FRAGMENTO DEL DOCUMENTO:
Irán calificó este jueves de “terrorismo económico” las nuevas amenazas de sanciones anunciadas por Estados Unidos, después de que el presidente Donald Trump advirtiera de consecuencias para los países que mantengan vínculos comerciales con Teherán. El Departamento del Tesoro estadounidense prevé detallar el lunes las medidas que prepara.
El Ministerio de Asuntos Exteriores iraní afirmó que las sanciones afectarían a la población y sostuvo que no modificarán la posición de Teherán sobre la defensa de su independencia, soberanía e intereses nacionales.
“Sin duda, las sanciones económicas de Estados Unidos contra Irán, que han atentado contra los derechos humanos fundamentales de todos los ciudadanos iraníes, constituyen un caso de «terrorismo económico» y «crímenes de lesa humanidad»; por lo tanto, los autores e instigadores de dichas sanciones merecen ser juzgados y castigados”, declaró la Cancillería en un comunicado difundido por medios estatales.
El ministro de Asuntos Exteriores, Abbas Araghchi, describió las nuevas sanciones como una “maniobra de distracción frente a la propia crisis de Estados Unidos: una deuda sin precedentes y unos crecientes costes por intereses”.
“Obstinarse en políticas fallidas solo traerá más derrotas y la enemistad de los iraníes”, escribió Araghchi en X. “El terrorismo económico estadounidense amenaza la economía global y la soberanía en todo el mundo”.

OBJETIVO DE LA TAREA:
¿Cómo queda el fragmento de la noticia sobre las sanciones entre "Irán calificó este" y "e intereses nacionales.", ambos incluidos, si se sustituye "Teherán" por "Irán"? Este material no interviene para nada en lo que se pide aquí.

Entradas de datos almacenadas

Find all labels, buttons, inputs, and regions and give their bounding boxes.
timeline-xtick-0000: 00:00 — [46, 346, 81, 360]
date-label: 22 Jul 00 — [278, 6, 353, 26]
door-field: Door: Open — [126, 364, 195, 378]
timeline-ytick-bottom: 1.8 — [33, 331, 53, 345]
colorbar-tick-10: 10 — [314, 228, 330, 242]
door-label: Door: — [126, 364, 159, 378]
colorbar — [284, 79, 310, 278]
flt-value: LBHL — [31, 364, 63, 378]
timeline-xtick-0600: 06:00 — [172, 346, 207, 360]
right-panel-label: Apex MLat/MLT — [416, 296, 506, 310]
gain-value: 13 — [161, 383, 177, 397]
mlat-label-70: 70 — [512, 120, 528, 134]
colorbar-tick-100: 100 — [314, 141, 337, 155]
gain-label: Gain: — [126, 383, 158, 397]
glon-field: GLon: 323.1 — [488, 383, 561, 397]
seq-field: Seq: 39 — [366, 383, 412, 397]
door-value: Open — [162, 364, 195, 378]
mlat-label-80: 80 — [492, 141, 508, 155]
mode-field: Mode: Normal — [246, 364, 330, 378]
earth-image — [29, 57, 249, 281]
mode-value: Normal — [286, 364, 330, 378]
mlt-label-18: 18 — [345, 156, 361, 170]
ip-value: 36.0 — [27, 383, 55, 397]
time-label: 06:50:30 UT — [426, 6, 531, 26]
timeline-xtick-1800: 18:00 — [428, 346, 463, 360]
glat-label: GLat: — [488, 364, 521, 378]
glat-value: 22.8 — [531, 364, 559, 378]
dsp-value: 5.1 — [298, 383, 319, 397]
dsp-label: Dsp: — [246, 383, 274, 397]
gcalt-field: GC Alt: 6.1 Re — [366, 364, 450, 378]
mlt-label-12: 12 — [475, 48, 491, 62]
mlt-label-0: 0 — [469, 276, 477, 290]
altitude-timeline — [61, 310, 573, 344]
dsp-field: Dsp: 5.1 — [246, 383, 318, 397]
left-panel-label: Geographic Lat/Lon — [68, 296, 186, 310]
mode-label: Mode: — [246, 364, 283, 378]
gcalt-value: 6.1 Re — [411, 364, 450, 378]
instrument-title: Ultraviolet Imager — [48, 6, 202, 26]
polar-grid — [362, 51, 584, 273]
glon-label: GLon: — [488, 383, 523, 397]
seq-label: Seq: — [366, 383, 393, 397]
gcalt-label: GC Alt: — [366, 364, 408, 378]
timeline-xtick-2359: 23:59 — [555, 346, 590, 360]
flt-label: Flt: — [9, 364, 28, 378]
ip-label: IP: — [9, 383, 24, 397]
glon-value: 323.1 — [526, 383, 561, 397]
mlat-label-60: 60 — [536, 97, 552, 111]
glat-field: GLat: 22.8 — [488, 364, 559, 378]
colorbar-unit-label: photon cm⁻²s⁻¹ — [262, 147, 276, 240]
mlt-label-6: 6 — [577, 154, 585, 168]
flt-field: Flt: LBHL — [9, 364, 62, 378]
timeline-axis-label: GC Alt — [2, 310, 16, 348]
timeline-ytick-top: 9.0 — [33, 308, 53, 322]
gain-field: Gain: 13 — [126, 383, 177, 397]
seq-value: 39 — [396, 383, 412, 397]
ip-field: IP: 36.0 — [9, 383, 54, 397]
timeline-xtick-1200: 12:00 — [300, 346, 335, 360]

SOLUCIÓN REDACTADA:
Irán calificó este jueves de “terrorismo económico” las nuevas amenazas de sanciones anunciadas por Estados Unidos, después de que el presidente Donald Trump advirtiera de consecuencias para los países que mantengan vínculos comerciales con Irán. El Departamento del Tesoro estadounidense prevé detallar el lunes las medidas que prepara.
El Ministerio de Asuntos Exteriores iraní afirmó que las sanciones afectarían a la población y sostuvo que no modificarán la posición de Irán sobre la defensa de su independencia, soberanía e intereses nacionales.